━━ DATA PROVIDED

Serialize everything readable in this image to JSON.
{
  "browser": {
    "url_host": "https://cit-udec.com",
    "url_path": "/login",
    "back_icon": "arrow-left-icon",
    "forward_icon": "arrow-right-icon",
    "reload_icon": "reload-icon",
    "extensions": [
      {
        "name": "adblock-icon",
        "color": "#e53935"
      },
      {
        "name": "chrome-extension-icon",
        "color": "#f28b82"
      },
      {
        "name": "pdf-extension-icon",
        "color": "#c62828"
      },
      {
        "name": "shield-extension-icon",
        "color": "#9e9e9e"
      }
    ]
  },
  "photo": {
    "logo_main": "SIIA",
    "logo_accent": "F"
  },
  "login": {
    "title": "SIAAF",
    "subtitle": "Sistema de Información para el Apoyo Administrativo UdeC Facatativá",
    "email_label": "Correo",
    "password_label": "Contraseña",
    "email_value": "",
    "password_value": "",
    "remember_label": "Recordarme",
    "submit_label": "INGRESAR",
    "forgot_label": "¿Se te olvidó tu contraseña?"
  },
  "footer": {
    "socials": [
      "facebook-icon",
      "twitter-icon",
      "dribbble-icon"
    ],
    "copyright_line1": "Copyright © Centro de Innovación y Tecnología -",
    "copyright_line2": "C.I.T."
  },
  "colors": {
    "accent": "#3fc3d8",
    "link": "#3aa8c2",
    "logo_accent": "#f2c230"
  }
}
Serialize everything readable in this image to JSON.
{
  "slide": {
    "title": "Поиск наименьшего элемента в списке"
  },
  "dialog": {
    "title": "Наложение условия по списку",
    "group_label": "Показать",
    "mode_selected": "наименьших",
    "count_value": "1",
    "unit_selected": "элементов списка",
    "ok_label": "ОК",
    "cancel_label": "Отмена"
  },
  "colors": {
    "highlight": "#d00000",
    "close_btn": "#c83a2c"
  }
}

━━━━

### TASK TO CARRY OUT
Look through the data and show every line containing "arrow".

### FULL OUTPUT
    "back_icon": "arrow-left-icon",
    "forward_icon": "arrow-right-icon",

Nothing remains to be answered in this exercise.